## EXERCISE OBJECTIVE
Among the lines listed below, count those that include the string "this", and state only the count.

* * *

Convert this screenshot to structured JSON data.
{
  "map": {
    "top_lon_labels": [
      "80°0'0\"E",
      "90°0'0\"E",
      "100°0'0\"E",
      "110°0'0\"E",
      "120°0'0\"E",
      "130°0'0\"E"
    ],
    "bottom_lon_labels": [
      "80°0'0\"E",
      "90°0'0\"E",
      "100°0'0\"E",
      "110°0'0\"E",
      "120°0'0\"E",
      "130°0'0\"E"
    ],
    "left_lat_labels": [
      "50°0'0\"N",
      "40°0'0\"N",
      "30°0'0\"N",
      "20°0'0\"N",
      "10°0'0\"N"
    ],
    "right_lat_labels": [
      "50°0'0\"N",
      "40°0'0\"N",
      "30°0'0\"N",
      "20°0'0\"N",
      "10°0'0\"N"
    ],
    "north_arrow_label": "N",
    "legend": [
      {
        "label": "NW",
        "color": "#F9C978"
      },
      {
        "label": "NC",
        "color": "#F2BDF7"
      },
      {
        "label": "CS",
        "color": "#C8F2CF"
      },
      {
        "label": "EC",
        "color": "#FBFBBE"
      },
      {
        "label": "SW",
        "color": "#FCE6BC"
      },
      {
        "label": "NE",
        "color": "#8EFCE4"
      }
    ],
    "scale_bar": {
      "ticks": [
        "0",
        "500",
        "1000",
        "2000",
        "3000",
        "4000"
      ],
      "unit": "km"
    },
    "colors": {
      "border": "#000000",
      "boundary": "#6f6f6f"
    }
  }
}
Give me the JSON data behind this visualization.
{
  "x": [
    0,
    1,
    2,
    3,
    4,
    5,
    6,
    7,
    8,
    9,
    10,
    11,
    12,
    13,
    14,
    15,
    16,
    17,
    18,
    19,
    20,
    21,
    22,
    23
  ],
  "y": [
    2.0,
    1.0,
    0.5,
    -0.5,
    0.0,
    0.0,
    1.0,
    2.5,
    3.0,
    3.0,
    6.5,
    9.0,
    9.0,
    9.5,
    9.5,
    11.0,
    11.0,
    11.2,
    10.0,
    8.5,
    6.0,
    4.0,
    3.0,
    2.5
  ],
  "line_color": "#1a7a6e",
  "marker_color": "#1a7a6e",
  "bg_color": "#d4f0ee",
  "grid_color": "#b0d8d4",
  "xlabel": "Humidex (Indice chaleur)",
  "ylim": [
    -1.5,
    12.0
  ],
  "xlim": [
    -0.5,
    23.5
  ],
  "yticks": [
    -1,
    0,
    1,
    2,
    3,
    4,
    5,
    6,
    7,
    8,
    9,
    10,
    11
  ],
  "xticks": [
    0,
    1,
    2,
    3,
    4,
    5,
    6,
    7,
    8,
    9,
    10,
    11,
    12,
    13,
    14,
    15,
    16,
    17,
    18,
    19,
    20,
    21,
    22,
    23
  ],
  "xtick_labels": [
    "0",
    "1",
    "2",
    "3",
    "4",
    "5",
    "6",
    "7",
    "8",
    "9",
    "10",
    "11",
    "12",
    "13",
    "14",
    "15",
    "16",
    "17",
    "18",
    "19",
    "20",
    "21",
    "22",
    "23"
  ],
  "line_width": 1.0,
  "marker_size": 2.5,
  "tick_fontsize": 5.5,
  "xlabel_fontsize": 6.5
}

* * *

## FULL SOLUTION
2